### WHAT YOU HAVE TO DO
Check each line of the material. Copy those containing "text".

==============================

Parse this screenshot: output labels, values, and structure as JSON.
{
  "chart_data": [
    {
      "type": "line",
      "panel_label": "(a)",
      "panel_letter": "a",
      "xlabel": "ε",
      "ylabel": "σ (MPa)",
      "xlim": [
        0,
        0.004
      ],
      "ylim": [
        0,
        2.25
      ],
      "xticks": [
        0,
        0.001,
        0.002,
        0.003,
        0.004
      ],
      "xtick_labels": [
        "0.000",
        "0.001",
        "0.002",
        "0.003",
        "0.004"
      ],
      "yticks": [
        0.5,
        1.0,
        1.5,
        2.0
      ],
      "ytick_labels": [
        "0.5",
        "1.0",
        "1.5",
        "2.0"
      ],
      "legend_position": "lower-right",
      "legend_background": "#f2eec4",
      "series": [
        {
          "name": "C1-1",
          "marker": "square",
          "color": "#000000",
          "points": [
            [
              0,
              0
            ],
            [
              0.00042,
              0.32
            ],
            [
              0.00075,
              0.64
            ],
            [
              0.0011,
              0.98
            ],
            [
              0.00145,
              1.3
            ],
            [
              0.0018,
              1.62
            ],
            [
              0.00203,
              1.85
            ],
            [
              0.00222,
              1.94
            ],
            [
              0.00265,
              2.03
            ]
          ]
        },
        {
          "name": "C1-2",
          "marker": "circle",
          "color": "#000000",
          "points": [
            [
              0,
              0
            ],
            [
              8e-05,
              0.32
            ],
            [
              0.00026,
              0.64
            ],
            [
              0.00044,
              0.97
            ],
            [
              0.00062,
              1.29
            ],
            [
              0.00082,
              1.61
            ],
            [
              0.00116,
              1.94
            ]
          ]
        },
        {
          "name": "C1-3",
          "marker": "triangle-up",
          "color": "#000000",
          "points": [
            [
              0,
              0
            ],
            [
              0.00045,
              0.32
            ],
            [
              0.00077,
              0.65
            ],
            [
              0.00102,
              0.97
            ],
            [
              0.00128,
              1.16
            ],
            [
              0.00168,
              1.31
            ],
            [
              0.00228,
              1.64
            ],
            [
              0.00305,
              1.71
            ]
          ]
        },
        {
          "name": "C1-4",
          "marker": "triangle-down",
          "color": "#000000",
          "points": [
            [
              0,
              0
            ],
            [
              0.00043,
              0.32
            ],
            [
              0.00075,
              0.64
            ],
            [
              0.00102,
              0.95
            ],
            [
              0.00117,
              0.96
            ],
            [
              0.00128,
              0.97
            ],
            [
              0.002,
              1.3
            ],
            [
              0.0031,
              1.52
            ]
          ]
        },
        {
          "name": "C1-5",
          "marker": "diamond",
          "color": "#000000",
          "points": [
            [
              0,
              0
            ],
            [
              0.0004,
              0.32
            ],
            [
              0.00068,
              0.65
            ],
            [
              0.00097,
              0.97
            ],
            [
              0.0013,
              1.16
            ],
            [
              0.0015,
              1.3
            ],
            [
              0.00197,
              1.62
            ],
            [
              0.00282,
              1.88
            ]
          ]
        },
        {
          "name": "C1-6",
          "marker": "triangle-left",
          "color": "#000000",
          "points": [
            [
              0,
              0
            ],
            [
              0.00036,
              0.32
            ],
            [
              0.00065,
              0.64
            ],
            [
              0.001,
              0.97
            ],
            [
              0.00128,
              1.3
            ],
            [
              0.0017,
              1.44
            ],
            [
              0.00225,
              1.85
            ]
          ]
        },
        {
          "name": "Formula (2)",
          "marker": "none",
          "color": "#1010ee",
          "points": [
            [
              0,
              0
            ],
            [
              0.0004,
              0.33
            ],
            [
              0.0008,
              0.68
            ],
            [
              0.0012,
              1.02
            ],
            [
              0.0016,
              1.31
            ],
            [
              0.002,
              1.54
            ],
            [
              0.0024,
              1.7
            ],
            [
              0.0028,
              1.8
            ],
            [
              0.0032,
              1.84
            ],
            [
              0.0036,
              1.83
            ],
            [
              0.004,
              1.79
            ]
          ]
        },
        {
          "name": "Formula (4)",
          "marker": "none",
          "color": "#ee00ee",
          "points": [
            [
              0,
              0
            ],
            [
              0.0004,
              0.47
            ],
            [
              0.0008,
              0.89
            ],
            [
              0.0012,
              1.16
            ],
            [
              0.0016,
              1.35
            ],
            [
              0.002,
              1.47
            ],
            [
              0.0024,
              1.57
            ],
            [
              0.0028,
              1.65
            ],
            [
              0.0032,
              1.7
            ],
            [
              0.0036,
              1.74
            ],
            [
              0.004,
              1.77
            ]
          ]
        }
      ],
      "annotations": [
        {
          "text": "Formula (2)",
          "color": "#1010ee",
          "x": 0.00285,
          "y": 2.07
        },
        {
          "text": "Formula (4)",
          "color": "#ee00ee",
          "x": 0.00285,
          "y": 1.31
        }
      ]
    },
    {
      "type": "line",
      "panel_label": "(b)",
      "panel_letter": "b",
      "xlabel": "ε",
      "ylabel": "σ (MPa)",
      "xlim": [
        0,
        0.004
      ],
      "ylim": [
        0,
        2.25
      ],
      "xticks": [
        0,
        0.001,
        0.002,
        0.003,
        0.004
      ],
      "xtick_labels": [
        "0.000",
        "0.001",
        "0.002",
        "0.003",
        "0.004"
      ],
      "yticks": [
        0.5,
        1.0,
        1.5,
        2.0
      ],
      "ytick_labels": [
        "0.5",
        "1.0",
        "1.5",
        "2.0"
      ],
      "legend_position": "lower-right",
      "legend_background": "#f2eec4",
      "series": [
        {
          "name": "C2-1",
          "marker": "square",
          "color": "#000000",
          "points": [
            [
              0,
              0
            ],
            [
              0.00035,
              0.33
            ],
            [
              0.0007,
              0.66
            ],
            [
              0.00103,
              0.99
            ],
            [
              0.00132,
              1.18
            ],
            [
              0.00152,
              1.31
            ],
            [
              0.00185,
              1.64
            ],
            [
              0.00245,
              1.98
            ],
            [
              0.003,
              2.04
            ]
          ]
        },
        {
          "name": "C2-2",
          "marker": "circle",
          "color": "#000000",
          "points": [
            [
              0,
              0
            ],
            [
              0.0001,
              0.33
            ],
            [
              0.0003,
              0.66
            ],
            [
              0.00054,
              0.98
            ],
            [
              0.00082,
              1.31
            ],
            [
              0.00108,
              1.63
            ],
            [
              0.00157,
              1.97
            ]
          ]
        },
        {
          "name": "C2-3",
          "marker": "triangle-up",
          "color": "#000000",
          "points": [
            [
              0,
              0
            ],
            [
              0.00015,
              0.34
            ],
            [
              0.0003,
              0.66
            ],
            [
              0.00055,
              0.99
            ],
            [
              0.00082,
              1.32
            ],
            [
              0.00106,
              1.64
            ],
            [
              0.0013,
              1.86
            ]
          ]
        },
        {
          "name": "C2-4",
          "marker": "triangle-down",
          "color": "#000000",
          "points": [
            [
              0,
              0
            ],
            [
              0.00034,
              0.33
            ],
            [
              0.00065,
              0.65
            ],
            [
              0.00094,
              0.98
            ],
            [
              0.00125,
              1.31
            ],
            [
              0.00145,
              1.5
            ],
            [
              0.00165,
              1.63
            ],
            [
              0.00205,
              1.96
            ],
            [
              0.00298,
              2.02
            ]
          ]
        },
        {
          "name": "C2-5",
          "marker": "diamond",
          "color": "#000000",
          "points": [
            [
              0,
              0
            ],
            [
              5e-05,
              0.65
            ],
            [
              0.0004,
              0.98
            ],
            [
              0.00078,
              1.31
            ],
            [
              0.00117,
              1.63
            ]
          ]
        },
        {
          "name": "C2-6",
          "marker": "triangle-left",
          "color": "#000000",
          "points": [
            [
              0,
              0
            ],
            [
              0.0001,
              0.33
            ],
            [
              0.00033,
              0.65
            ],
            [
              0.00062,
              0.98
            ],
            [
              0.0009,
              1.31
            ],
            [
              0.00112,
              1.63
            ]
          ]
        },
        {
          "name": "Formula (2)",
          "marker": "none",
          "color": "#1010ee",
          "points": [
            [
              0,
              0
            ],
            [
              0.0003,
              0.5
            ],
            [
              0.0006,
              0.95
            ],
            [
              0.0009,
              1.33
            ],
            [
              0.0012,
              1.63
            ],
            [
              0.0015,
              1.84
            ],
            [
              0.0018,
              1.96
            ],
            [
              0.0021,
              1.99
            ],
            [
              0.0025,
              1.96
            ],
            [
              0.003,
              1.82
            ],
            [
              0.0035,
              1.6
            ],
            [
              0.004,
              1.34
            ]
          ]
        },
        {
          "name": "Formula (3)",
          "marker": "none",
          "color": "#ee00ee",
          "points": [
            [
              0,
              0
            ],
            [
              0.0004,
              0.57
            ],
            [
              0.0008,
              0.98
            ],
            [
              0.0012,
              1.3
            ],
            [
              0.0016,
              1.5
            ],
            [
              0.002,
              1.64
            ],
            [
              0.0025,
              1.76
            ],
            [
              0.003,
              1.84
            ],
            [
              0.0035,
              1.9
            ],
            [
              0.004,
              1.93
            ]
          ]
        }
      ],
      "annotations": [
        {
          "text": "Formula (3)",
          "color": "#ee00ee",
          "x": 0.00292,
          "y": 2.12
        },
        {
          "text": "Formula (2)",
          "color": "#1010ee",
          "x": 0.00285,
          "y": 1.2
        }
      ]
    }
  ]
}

==============================

### CORRECT OUTPUT
          "text": "Formula (2)",
          "text": "Formula (4)",
          "text": "Formula (3)",
          "text": "Formula (2)",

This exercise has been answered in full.